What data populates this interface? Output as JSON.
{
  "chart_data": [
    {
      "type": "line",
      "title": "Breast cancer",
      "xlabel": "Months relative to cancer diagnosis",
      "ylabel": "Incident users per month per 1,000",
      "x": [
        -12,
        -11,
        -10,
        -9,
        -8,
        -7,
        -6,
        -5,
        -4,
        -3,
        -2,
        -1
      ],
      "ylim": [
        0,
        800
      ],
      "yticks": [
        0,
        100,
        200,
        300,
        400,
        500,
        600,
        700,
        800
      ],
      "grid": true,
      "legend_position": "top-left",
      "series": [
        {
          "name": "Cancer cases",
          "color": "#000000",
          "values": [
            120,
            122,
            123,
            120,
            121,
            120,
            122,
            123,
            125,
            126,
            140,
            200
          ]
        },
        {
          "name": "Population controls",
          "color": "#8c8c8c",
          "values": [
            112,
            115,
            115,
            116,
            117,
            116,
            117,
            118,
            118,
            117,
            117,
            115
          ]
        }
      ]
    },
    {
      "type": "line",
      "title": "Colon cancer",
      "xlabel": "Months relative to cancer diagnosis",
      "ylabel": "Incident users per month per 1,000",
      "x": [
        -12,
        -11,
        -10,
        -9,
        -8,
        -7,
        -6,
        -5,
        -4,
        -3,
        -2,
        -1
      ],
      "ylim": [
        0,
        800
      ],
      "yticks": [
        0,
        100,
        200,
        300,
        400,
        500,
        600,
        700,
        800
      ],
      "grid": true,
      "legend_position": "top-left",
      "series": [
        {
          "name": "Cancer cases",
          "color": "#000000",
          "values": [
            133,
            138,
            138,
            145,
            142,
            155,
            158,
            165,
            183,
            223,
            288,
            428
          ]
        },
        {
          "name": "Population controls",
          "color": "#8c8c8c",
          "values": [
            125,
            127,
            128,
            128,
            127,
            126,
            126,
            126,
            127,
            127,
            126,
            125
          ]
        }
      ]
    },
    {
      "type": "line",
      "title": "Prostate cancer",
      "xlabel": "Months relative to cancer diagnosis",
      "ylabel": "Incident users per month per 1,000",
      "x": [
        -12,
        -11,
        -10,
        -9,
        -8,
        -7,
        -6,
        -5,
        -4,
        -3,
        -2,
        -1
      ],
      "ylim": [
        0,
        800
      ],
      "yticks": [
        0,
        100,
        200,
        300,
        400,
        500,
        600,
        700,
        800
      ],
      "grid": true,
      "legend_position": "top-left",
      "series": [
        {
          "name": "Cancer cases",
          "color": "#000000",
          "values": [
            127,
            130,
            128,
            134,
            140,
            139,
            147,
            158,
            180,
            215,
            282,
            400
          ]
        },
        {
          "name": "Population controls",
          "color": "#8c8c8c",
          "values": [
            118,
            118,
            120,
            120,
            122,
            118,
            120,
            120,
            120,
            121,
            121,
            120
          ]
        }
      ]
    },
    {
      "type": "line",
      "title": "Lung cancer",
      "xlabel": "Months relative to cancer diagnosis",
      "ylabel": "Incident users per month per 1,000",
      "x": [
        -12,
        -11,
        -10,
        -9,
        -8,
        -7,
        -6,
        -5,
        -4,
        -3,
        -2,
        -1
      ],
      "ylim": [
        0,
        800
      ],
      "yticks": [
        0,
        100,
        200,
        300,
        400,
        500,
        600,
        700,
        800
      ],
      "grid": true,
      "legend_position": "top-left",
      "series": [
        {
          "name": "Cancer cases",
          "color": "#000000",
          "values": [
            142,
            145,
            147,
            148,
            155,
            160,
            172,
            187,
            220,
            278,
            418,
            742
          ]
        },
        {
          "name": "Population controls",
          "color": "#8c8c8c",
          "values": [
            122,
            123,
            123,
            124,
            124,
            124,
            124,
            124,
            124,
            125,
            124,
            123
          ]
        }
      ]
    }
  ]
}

********************

— Instruction —
Return the entries above exactly, each one complete.

— Result of this task —
What data populates this interface? Output as JSON.
{
  "chart_data": [
    {
      "type": "line",
      "title": "Breast cancer",
      "xlabel": "Months relative to cancer diagnosis",
      "ylabel": "Incident users per month per 1,000",
      "x": [
        -12,
        -11,
        -10,
        -9,
        -8,
        -7,
        -6,
        -5,
        -4,
        -3,
        -2,
        -1
      ],
      "ylim": [
        0,
        800
      ],
      "yticks": [
        0,
        100,
        200,
        300,
        400,
        500,
        600,
        700,
        800
      ],
      "grid": true,
      "legend_position": "top-left",
      "series": [
        {
          "name": "Cancer cases",
          "color": "#000000",
          "values": [
            120,
            122,
            123,
            120,
            121,
            120,
            122,
            123,
            125,
            126,
            140,
            200
          ]
        },
        {
          "name": "Population controls",
          "color": "#8c8c8c",
          "values": [
            112,
            115,
            115,
            116,
            117,
            116,
            117,
            118,
            118,
            117,
            117,
            115
          ]
        }
      ]
    },
    {
      "type": "line",
      "title": "Colon cancer",
      "xlabel": "Months relative to cancer diagnosis",
      "ylabel": "Incident users per month per 1,000",
      "x": [
        -12,
        -11,
        -10,
        -9,
        -8,
        -7,
        -6,
        -5,
        -4,
        -3,
        -2,
        -1
      ],
      "ylim": [
        0,
        800
      ],
      "yticks": [
        0,
        100,
        200,
        300,
        400,
        500,
        600,
        700,
        800
      ],
      "grid": true,
      "legend_position": "top-left",
      "series": [
        {
          "name": "Cancer cases",
          "color": "#000000",
          "values": [
            133,
            138,
            138,
            145,
            142,
            155,
            158,
            165,
            183,
            223,
            288,
            428
          ]
        },
        {
          "name": "Population controls",
          "color": "#8c8c8c",
          "values": [
            125,
            127,
            128,
            128,
            127,
            126,
            126,
            126,
            127,
            127,
            126,
            125
          ]
        }
      ]
    },
    {
      "type": "line",
      "title": "Prostate cancer",
      "xlabel": "Months relative to cancer diagnosis",
      "ylabel": "Incident users per month per 1,000",
      "x": [
        -12,
        -11,
        -10,
        -9,
        -8,
        -7,
        -6,
        -5,
        -4,
        -3,
        -2,
        -1
      ],
      "ylim": [
        0,
        800
      ],
      "yticks": [
        0,
        100,
        200,
        300,
        400,
        500,
        600,
        700,
        800
      ],
      "grid": true,
      "legend_position": "top-left",
      "series": [
        {
          "name": "Cancer cases",
          "color": "#000000",
          "values": [
            127,
            130,
            128,
            134,
            140,
            139,
            147,
            158,
            180,
            215,
            282,
            400
          ]
        },
        {
          "name": "Population controls",
          "color": "#8c8c8c",
          "values": [
            118,
            118,
            120,
            120,
            122,
            118,
            120,
            120,
            120,
            121,
            121,
            120
          ]
        }
      ]
    },
    {
      "type": "line",
      "title": "Lung cancer",
      "xlabel": "Months relative to cancer diagnosis",
      "ylabel": "Incident users per month per 1,000",
      "x": [
        -12,
        -11,
        -10,
        -9,
        -8,
        -7,
        -6,
        -5,
        -4,
        -3,
        -2,
        -1
      ],
      "ylim": [
        0,
        800
      ],
      "yticks": [
        0,
        100,
        200,
        300,
        400,
        500,
        600,
        700,
        800
      ],
      "grid": true,
      "legend_position": "top-left",
      "series": [
        {
          "name": "Cancer cases",
          "color": "#000000",
          "values": [
            142,
            145,
            147,
            148,
            155,
            160,
            172,
            187,
            220,
            278,
            418,
            742
          ]
        },
        {
          "name": "Population controls",
          "color": "#8c8c8c",
          "values": [
            122,
            123,
            123,
            124,
            124,
            124,
            124,
            124,
            124,
            125,
            124,
            123
          ]
        }
      ]
    }
  ]
}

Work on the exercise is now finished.